### PROVIDED DATA
◇ ◇ ◇

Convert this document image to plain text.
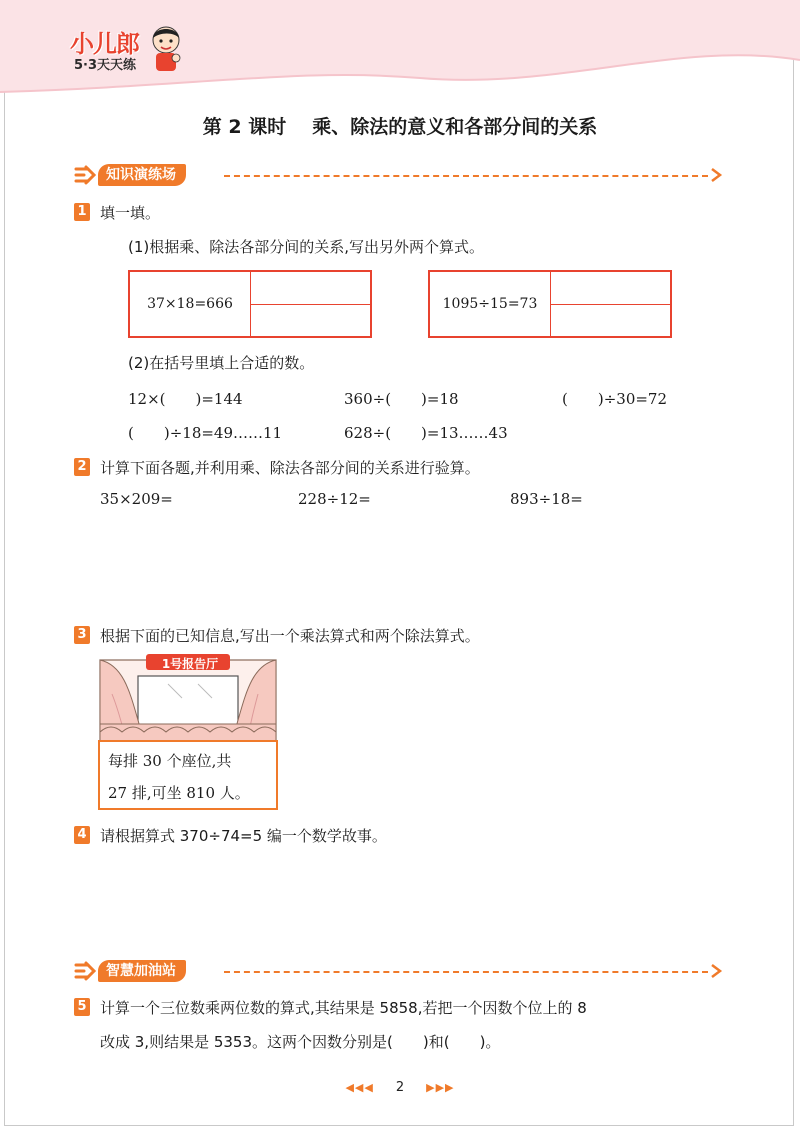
小儿郎
5·3天天练
第 2 课时 乘、除法的意义和各部分间的关系
知识演练场
1 填一填。
(1)根据乘、除法各部分间的关系,写出另外两个算式。
37×18=666	1095÷15=73
(2)在括号里填上合适的数。
12×(　　)=144	360÷(　　)=18	(　　)÷30=72
(　　)÷18=49……11	628÷(　　)=13……43
2 计算下面各题,并利用乘、除法各部分间的关系进行验算。
35×209=	228÷12=	893÷18=
3 根据下面的已知信息,写出一个乘法算式和两个除法算式。
1号报告厅
每排 30 个座位,共
27 排,可坐 810 人。
4 请根据算式 370÷74=5 编一个数学故事。
智慧加油站
5 计算一个三位数乘两位数的算式,其结果是 5858,若把一个因数个位上的 8
改成 3,则结果是 5353。这两个因数分别是(　　)和(　　)。
◀◀◀ 2 ▶▶▶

◇ ◇ ◇

### EXERCISE REQUIREMENTS
Pictures are excluded; copy every other part of the records exactly.

### THE ANSWER
Convert this document image to plain text.
小儿郎
5·3天天练
第 2 课时 乘、除法的意义和各部分间的关系
知识演练场
1 填一填。
(1)根据乘、除法各部分间的关系,写出另外两个算式。
37×18=666	1095÷15=73
(2)在括号里填上合适的数。
12×(　　)=144	360÷(　　)=18	(　　)÷30=72
(　　)÷18=49……11	628÷(　　)=13……43
2 计算下面各题,并利用乘、除法各部分间的关系进行验算。
35×209=	228÷12=	893÷18=
3 根据下面的已知信息,写出一个乘法算式和两个除法算式。
1号报告厅
每排 30 个座位,共
27 排,可坐 810 人。
4 请根据算式 370÷74=5 编一个数学故事。
智慧加油站
5 计算一个三位数乘两位数的算式,其结果是 5858,若把一个因数个位上的 8
改成 3,则结果是 5353。这两个因数分别是(　　)和(　　)。
◀◀◀ 2 ▶▶▶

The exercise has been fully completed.